* EXERCISE AIM
The exercise asks for every line of the data to be reproduced exactly.
==== EXERCISE MATERIAL ====
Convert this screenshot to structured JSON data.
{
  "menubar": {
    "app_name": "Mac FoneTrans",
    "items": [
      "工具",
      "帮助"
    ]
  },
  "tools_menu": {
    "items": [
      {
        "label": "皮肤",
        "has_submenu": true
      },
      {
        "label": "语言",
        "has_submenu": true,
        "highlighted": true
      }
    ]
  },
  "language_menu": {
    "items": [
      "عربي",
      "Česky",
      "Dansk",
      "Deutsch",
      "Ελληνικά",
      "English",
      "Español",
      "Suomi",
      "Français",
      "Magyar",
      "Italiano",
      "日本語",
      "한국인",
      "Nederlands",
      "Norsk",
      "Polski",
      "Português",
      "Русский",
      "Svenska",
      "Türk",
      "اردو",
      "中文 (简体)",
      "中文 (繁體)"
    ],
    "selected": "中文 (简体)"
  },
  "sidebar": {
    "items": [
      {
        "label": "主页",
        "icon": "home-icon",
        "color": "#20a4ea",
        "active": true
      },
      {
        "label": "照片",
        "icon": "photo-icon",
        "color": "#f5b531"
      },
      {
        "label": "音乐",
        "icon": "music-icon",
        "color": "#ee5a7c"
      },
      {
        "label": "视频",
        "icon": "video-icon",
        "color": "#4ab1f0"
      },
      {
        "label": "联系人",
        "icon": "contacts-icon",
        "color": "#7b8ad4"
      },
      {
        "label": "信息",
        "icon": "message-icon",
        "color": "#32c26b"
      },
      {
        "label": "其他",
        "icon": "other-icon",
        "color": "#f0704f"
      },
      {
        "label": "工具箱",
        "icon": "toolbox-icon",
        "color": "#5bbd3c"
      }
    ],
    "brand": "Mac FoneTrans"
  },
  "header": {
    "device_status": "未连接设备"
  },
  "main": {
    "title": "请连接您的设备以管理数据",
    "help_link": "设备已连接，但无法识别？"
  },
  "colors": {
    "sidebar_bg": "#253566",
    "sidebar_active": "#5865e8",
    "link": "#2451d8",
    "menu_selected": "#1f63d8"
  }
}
====
* IN RESPONSE
Convert this screenshot to structured JSON data.
{
  "menubar": {
    "app_name": "Mac FoneTrans",
    "items": [
      "工具",
      "帮助"
    ]
  },
  "tools_menu": {
    "items": [
      {
        "label": "皮肤",
        "has_submenu": true
      },
      {
        "label": "语言",
        "has_submenu": true,
        "highlighted": true
      }
    ]
  },
  "language_menu": {
    "items": [
      "عربي",
      "Česky",
      "Dansk",
      "Deutsch",
      "Ελληνικά",
      "English",
      "Español",
      "Suomi",
      "Français",
      "Magyar",
      "Italiano",
      "日本語",
      "한국인",
      "Nederlands",
      "Norsk",
      "Polski",
      "Português",
      "Русский",
      "Svenska",
      "Türk",
      "اردو",
      "中文 (简体)",
      "中文 (繁體)"
    ],
    "selected": "中文 (简体)"
  },
  "sidebar": {
    "items": [
      {
        "label": "主页",
        "icon": "home-icon",
        "color": "#20a4ea",
        "active": true
      },
      {
        "label": "照片",
        "icon": "photo-icon",
        "color": "#f5b531"
      },
      {
        "label": "音乐",
        "icon": "music-icon",
        "color": "#ee5a7c"
      },
      {
        "label": "视频",
        "icon": "video-icon",
        "color": "#4ab1f0"
      },
      {
        "label": "联系人",
        "icon": "contacts-icon",
        "color": "#7b8ad4"
      },
      {
        "label": "信息",
        "icon": "message-icon",
        "color": "#32c26b"
      },
      {
        "label": "其他",
        "icon": "other-icon",
        "color": "#f0704f"
      },
      {
        "label": "工具箱",
        "icon": "toolbox-icon",
        "color": "#5bbd3c"
      }
    ],
    "brand": "Mac FoneTrans"
  },
  "header": {
    "device_status": "未连接设备"
  },
  "main": {
    "title": "请连接您的设备以管理数据",
    "help_link": "设备已连接，但无法识别？"
  },
  "colors": {
    "sidebar_bg": "#253566",
    "sidebar_active": "#5865e8",
    "link": "#2451d8",
    "menu_selected": "#1f63d8"
  }
}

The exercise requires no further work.